Data entries:
## begin

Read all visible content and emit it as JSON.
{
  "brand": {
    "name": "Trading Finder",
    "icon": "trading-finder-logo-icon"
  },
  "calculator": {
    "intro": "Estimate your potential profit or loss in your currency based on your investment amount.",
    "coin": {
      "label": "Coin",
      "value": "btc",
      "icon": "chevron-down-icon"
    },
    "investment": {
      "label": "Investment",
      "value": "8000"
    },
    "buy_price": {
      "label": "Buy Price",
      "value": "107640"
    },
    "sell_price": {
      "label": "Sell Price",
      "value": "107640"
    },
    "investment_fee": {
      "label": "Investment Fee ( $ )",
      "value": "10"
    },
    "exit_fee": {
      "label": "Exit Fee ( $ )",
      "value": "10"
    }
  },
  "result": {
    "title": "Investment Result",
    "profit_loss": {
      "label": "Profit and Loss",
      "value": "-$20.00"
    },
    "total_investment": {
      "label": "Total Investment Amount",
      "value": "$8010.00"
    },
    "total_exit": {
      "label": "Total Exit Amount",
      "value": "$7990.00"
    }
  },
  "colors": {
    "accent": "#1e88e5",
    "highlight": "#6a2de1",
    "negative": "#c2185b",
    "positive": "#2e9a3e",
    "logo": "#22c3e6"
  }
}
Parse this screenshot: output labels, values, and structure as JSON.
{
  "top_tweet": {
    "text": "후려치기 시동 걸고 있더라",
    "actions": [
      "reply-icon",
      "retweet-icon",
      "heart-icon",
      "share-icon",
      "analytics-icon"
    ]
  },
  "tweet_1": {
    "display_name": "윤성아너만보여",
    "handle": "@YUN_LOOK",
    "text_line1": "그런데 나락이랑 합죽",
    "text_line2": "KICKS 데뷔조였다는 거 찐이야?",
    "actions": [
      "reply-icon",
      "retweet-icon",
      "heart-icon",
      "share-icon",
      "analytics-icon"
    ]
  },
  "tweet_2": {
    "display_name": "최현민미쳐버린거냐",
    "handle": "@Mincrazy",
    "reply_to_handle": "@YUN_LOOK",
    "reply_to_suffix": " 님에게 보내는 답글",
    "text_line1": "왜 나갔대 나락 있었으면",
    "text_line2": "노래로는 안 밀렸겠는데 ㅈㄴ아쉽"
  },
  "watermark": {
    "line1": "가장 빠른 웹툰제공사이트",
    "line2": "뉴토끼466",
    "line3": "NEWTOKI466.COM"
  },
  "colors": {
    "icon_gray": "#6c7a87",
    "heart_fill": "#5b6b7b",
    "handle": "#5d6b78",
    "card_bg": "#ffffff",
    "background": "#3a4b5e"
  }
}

## end

→ Set problem
Retype the whole listing above exactly.

→ Result of the exercise
Read all visible content and emit it as JSON.
{
  "brand": {
    "name": "Trading Finder",
    "icon": "trading-finder-logo-icon"
  },
  "calculator": {
    "intro": "Estimate your potential profit or loss in your currency based on your investment amount.",
    "coin": {
      "label": "Coin",
      "value": "btc",
      "icon": "chevron-down-icon"
    },
    "investment": {
      "label": "Investment",
      "value": "8000"
    },
    "buy_price": {
      "label": "Buy Price",
      "value": "107640"
    },
    "sell_price": {
      "label": "Sell Price",
      "value": "107640"
    },
    "investment_fee": {
      "label": "Investment Fee ( $ )",
      "value": "10"
    },
    "exit_fee": {
      "label": "Exit Fee ( $ )",
      "value": "10"
    }
  },
  "result": {
    "title": "Investment Result",
    "profit_loss": {
      "label": "Profit and Loss",
      "value": "-$20.00"
    },
    "total_investment": {
      "label": "Total Investment Amount",
      "value": "$8010.00"
    },
    "total_exit": {
      "label": "Total Exit Amount",
      "value": "$7990.00"
    }
  },
  "colors": {
    "accent": "#1e88e5",
    "highlight": "#6a2de1",
    "negative": "#c2185b",
    "positive": "#2e9a3e",
    "logo": "#22c3e6"
  }
}
Parse this screenshot: output labels, values, and structure as JSON.
{
  "top_tweet": {
    "text": "후려치기 시동 걸고 있더라",
    "actions": [
      "reply-icon",
      "retweet-icon",
      "heart-icon",
      "share-icon",
      "analytics-icon"
    ]
  },
  "tweet_1": {
    "display_name": "윤성아너만보여",
    "handle": "@YUN_LOOK",
    "text_line1": "그런데 나락이랑 합죽",
    "text_line2": "KICKS 데뷔조였다는 거 찐이야?",
    "actions": [
      "reply-icon",
      "retweet-icon",
      "heart-icon",
      "share-icon",
      "analytics-icon"
    ]
  },
  "tweet_2": {
    "display_name": "최현민미쳐버린거냐",
    "handle": "@Mincrazy",
    "reply_to_handle": "@YUN_LOOK",
    "reply_to_suffix": " 님에게 보내는 답글",
    "text_line1": "왜 나갔대 나락 있었으면",
    "text_line2": "노래로는 안 밀렸겠는데 ㅈㄴ아쉽"
  },
  "watermark": {
    "line1": "가장 빠른 웹툰제공사이트",
    "line2": "뉴토끼466",
    "line3": "NEWTOKI466.COM"
  },
  "colors": {
    "icon_gray": "#6c7a87",
    "heart_fill": "#5b6b7b",
    "handle": "#5d6b78",
    "card_bg": "#ffffff",
    "background": "#3a4b5e"
  }
}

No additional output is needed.